**STATED PROBLEM:**
Wherever a line in the data below holds "image", copy that line.
>> START RECORDS FOR PROCESSING
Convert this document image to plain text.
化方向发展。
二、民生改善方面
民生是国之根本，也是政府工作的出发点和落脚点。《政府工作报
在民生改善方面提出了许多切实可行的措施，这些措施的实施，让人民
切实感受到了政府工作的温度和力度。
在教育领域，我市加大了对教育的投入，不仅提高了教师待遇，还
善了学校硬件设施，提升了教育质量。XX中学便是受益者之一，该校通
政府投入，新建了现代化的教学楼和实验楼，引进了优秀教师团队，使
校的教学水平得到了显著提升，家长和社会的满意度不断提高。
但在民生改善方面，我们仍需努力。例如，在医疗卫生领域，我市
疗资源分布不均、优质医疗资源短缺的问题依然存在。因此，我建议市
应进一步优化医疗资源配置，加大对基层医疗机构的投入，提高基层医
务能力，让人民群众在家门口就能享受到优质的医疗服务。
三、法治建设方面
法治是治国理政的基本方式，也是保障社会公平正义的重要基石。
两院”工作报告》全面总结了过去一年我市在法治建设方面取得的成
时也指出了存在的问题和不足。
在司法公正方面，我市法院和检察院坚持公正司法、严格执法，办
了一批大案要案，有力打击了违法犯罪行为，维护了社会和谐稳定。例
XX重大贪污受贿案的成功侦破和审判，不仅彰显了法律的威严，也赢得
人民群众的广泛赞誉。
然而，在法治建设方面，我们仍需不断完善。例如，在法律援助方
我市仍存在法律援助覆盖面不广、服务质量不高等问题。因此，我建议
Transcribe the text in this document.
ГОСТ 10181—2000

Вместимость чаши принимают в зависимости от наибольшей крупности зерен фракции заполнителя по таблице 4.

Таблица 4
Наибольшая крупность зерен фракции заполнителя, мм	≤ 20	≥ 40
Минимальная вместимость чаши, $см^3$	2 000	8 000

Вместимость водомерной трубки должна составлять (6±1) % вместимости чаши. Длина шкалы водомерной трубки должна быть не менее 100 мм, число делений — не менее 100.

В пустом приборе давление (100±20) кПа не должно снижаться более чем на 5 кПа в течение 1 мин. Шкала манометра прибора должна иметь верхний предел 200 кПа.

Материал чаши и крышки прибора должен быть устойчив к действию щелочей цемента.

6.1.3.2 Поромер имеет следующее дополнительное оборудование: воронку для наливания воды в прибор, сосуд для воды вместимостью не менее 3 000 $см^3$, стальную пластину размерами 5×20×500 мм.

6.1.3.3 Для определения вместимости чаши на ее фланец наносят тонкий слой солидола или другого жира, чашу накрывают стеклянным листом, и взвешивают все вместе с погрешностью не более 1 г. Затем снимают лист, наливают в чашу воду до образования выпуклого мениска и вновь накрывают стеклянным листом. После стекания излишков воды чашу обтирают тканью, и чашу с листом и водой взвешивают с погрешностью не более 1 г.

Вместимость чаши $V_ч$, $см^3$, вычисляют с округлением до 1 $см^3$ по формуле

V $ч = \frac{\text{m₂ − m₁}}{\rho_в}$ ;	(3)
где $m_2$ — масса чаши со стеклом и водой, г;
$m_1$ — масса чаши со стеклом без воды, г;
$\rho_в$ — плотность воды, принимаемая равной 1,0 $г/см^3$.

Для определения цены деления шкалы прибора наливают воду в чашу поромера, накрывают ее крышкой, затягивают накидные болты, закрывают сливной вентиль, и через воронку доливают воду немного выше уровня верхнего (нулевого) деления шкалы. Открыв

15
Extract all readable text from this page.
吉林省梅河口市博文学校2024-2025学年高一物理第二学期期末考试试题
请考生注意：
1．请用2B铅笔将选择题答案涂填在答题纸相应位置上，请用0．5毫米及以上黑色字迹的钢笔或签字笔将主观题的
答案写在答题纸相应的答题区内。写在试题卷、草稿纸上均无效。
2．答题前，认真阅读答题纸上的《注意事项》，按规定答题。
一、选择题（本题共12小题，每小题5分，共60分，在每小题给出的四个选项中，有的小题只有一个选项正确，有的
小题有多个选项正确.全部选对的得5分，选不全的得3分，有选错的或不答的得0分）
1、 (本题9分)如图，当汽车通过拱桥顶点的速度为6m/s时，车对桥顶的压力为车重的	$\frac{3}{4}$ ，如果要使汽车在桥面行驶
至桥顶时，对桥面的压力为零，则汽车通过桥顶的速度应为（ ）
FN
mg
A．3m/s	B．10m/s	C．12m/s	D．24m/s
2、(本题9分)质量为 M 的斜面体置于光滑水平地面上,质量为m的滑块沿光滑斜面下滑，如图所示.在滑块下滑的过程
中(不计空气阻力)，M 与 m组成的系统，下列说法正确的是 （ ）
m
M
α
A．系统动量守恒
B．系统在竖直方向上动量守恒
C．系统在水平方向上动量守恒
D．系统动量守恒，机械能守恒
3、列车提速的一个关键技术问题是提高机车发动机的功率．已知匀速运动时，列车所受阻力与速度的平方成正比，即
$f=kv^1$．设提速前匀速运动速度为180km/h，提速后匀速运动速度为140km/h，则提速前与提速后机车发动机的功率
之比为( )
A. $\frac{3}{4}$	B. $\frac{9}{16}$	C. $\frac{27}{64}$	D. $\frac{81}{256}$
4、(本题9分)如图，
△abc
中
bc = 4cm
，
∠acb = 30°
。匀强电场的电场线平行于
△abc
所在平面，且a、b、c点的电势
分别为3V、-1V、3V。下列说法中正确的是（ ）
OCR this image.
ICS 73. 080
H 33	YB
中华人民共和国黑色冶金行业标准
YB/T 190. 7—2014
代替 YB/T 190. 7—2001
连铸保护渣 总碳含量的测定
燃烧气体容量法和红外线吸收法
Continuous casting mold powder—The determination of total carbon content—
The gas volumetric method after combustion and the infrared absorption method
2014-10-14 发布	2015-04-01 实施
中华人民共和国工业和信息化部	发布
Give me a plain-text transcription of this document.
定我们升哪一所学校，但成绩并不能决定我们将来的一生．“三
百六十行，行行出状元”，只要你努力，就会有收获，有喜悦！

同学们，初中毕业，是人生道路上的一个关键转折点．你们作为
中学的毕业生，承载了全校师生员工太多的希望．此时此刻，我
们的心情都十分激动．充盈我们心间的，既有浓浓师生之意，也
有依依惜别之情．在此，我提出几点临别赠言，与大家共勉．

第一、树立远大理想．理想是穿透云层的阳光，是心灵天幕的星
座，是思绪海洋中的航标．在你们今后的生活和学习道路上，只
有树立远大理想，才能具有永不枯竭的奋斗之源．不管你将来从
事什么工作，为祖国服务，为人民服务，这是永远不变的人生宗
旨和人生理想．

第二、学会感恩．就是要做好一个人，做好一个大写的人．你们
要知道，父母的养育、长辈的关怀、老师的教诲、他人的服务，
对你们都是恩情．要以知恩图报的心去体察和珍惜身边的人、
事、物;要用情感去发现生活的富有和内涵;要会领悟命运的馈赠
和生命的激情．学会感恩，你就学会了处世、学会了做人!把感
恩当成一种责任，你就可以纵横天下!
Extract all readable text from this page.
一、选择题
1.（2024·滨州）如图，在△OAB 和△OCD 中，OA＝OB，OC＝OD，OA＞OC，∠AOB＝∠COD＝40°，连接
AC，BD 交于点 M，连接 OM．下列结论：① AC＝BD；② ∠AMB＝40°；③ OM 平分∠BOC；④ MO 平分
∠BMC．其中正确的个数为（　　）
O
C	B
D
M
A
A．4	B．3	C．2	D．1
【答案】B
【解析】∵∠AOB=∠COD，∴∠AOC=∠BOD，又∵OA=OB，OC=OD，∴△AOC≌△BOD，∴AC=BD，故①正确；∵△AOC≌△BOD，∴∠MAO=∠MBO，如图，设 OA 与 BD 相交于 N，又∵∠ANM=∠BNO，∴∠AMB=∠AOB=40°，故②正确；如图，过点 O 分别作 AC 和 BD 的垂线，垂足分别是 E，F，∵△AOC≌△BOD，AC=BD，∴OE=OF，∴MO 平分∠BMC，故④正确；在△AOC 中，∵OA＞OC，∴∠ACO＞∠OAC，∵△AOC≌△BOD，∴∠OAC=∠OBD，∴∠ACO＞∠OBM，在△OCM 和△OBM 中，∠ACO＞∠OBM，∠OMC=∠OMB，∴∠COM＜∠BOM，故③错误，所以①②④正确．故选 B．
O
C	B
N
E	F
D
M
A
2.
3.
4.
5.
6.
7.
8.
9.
>> END RECORDS FOR PROCESSING
**RESULT OF THIS TASK:**
Convert this document image to plain text.
OCR this image.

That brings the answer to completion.